Print the listing below exactly.

----- Extracted records

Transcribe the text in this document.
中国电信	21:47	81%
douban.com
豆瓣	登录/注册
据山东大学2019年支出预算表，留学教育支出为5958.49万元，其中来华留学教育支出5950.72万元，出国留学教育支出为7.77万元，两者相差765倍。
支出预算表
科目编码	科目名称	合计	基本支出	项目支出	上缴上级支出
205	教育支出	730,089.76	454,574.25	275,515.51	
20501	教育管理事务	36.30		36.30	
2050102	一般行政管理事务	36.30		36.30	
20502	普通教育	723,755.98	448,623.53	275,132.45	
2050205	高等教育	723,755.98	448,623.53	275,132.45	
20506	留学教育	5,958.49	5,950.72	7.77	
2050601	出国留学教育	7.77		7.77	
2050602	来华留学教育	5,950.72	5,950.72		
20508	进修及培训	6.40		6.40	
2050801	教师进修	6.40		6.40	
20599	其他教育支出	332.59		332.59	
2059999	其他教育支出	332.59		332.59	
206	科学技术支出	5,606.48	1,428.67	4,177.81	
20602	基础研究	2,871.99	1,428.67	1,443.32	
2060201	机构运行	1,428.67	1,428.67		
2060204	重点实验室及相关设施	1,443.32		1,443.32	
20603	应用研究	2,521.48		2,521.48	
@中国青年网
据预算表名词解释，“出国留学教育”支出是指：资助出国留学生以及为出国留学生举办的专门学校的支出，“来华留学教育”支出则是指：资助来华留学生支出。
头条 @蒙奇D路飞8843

----------

Written reply >>
Transcribe the text in this document.
中国电信	21:47	81%
douban.com
豆瓣	登录/注册
据山东大学2019年支出预算表，留学教育支出为5958.49万元，其中来华留学教育支出5950.72万元，出国留学教育支出为7.77万元，两者相差765倍。
支出预算表
科目编码	科目名称	合计	基本支出	项目支出	上缴上级支出
205	教育支出	730,089.76	454,574.25	275,515.51	
20501	教育管理事务	36.30		36.30	
2050102	一般行政管理事务	36.30		36.30	
20502	普通教育	723,755.98	448,623.53	275,132.45	
2050205	高等教育	723,755.98	448,623.53	275,132.45	
20506	留学教育	5,958.49	5,950.72	7.77	
2050601	出国留学教育	7.77		7.77	
2050602	来华留学教育	5,950.72	5,950.72		
20508	进修及培训	6.40		6.40	
2050801	教师进修	6.40		6.40	
20599	其他教育支出	332.59		332.59	
2059999	其他教育支出	332.59		332.59	
206	科学技术支出	5,606.48	1,428.67	4,177.81	
20602	基础研究	2,871.99	1,428.67	1,443.32	
2060201	机构运行	1,428.67	1,428.67		
2060204	重点实验室及相关设施	1,443.32		1,443.32	
20603	应用研究	2,521.48		2,521.48	
@中国青年网
据预算表名词解释，“出国留学教育”支出是指：资助出国留学生以及为出国留学生举办的专门学校的支出，“来华留学教育”支出则是指：资助来华留学生支出。
头条 @蒙奇D路飞8843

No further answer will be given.